**Extracted data entries**
........
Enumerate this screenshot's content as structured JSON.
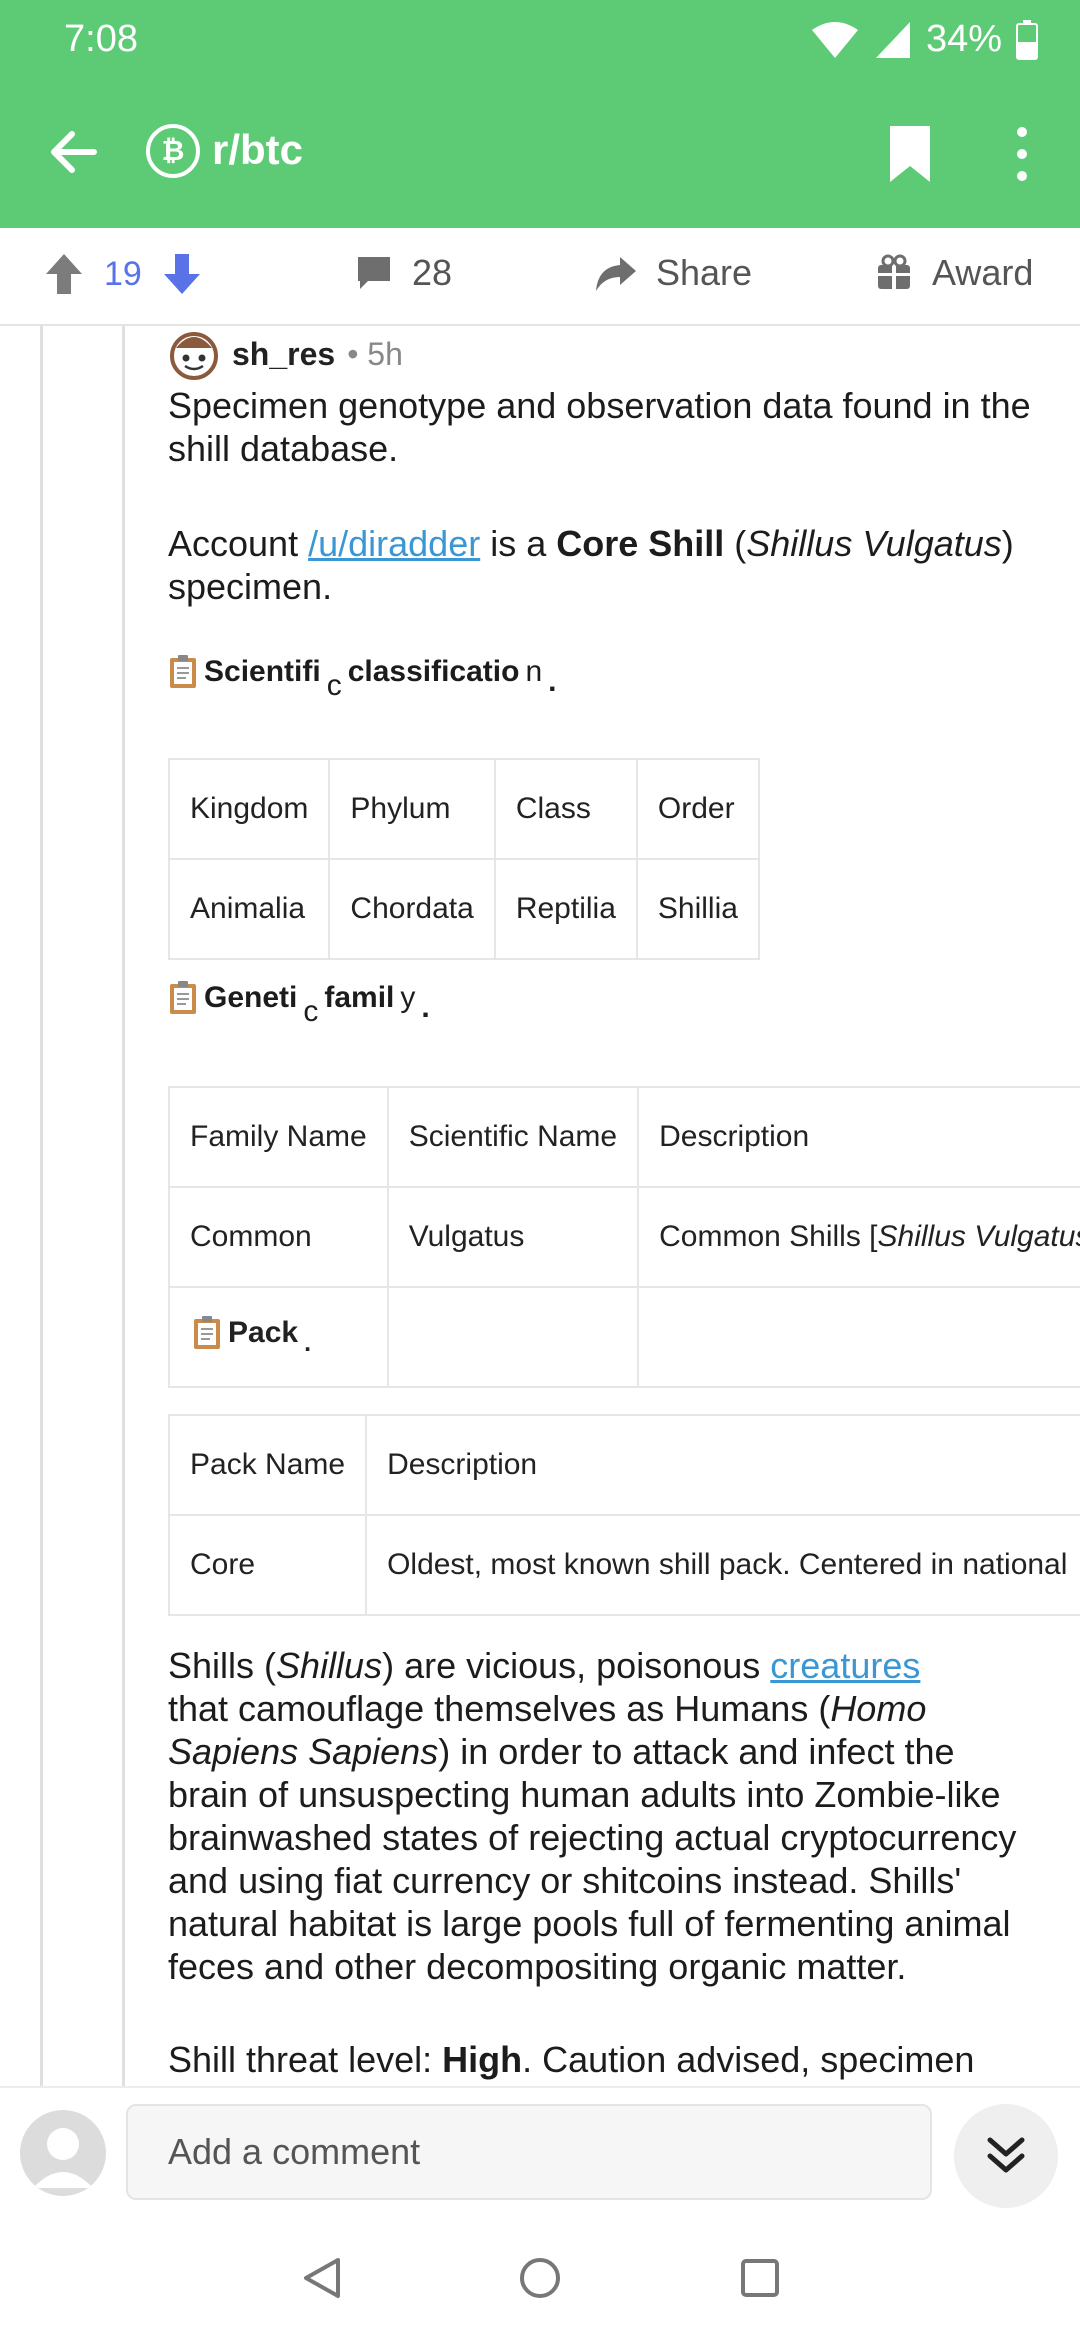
{
  "status": {
    "time": "7:08",
    "battery": "34%"
  },
  "appbar": {
    "subreddit": "r/btc",
    "icon_letter": "₿"
  },
  "actions": {
    "score": "19",
    "comments": "28",
    "share": "Share",
    "award": "Award"
  },
  "comment": {
    "author": "sh_res",
    "age": "• 5h",
    "p1": "Specimen genotype and observation data found in the shill database.",
    "p2": {
      "pre": "Account ",
      "link": "/u/diradder",
      "mid": " is a ",
      "bold": "Core Shill",
      "paren_open": " (",
      "italic": "Shillus Vulgatus",
      "post": ") specimen."
    },
    "sci_header": {
      "a": "Scientifi",
      "b": "c",
      "c": " classificatio",
      "d": "n",
      "e": "."
    },
    "classification": {
      "headers": [
        "Kingdom",
        "Phylum",
        "Class",
        "Order"
      ],
      "row": [
        "Animalia",
        "Chordata",
        "Reptilia",
        "Shillia"
      ]
    },
    "gen_header": {
      "a": "Geneti",
      "b": "c",
      "c": " famil",
      "d": "y",
      "e": "."
    },
    "family": {
      "headers": [
        "Family Name",
        "Scientific Name",
        "Description"
      ],
      "row": [
        "Common",
        "Vulgatus",
        "Common Shills [",
        "Shillus Vulgatus"
      ],
      "pack_label": "Pack",
      "pack_dot": "."
    },
    "pack": {
      "headers": [
        "Pack Name",
        "Description"
      ],
      "row": [
        "Core",
        "Oldest, most known shill pack. Centered in national"
      ]
    },
    "p3": {
      "l1a": "Shills (",
      "l1i": "Shillus",
      "l1b": ") are vicious, poisonous ",
      "l1link": "creatures",
      "l2": "that camouflage themselves as Humans (",
      "l2i": "Homo",
      "l3i": "Sapiens Sapiens",
      "l3": ") in order to attack and infect the",
      "l4": "brain of unsuspecting human adults into Zombie-like",
      "l5": "brainwashed states of rejecting actual cryptocurrency",
      "l6": "and using fiat currency or shitcoins instead. Shills'",
      "l7": "natural habitat is large pools full of fermenting animal",
      "l8": "feces and other decompositing organic matter."
    },
    "p4": {
      "pre": "Shill threat level: ",
      "bold": "High",
      "post": ". Caution advised, specimen"
    }
  },
  "input": {
    "placeholder": "Add a comment"
  },
  "colors": {
    "brand": "#5dcb75",
    "upvote_blue": "#5a72e8",
    "link": "#3a97d4"
  }
}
........
**Prompt**
Every line should be retyped exactly, with the pictures omitted.

**Answer to the task**
Enumerate this screenshot's content as structured JSON.
{
  "status": {
    "time": "7:08",
    "battery": "34%"
  },
  "appbar": {
    "subreddit": "r/btc",
    "icon_letter": "₿"
  },
  "actions": {
    "score": "19",
    "comments": "28",
    "share": "Share",
    "award": "Award"
  },
  "comment": {
    "author": "sh_res",
    "age": "• 5h",
    "p1": "Specimen genotype and observation data found in the shill database.",
    "p2": {
      "pre": "Account ",
      "link": "/u/diradder",
      "mid": " is a ",
      "bold": "Core Shill",
      "paren_open": " (",
      "italic": "Shillus Vulgatus",
      "post": ") specimen."
    },
    "sci_header": {
      "a": "Scientifi",
      "b": "c",
      "c": " classificatio",
      "d": "n",
      "e": "."
    },
    "classification": {
      "headers": [
        "Kingdom",
        "Phylum",
        "Class",
        "Order"
      ],
      "row": [
        "Animalia",
        "Chordata",
        "Reptilia",
        "Shillia"
      ]
    },
    "gen_header": {
      "a": "Geneti",
      "b": "c",
      "c": " famil",
      "d": "y",
      "e": "."
    },
    "family": {
      "headers": [
        "Family Name",
        "Scientific Name",
        "Description"
      ],
      "row": [
        "Common",
        "Vulgatus",
        "Common Shills [",
        "Shillus Vulgatus"
      ],
      "pack_label": "Pack",
      "pack_dot": "."
    },
    "pack": {
      "headers": [
        "Pack Name",
        "Description"
      ],
      "row": [
        "Core",
        "Oldest, most known shill pack. Centered in national"
      ]
    },
    "p3": {
      "l1a": "Shills (",
      "l1i": "Shillus",
      "l1b": ") are vicious, poisonous ",
      "l1link": "creatures",
      "l2": "that camouflage themselves as Humans (",
      "l2i": "Homo",
      "l3i": "Sapiens Sapiens",
      "l3": ") in order to attack and infect the",
      "l4": "brain of unsuspecting human adults into Zombie-like",
      "l5": "brainwashed states of rejecting actual cryptocurrency",
      "l6": "and using fiat currency or shitcoins instead. Shills'",
      "l7": "natural habitat is large pools full of fermenting animal",
      "l8": "feces and other decompositing organic matter."
    },
    "p4": {
      "pre": "Shill threat level: ",
      "bold": "High",
      "post": ". Caution advised, specimen"
    }
  },
  "input": {
    "placeholder": "Add a comment"
  },
  "colors": {
    "brand": "#5dcb75",
    "upvote_blue": "#5a72e8",
    "link": "#3a97d4"
  }
}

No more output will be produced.